--- EXERCISE DIRECTIONS ---
Go through the entries below and collect each line with the string "Fiscal" in it.

--- EXERCISE MATERIAL ---
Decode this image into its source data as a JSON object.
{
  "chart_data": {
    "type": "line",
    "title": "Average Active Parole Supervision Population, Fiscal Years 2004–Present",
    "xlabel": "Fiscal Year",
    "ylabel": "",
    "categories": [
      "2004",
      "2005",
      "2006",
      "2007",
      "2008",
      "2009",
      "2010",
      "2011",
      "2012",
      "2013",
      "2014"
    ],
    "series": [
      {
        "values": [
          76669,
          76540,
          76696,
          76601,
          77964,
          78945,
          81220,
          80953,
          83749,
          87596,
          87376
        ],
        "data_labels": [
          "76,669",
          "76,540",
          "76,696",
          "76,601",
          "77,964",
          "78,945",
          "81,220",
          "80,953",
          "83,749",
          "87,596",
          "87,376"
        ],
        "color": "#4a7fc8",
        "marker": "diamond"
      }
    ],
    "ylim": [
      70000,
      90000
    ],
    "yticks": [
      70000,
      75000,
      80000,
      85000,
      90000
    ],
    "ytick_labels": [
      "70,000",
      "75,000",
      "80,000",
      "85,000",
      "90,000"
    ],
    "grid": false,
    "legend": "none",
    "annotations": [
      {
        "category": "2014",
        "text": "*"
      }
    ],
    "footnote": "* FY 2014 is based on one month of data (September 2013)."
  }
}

--- SOLUTION TO THE PROBLEM ---
    "title": "Average Active Parole Supervision Population, Fiscal Years 2004–Present",
    "xlabel": "Fiscal Year",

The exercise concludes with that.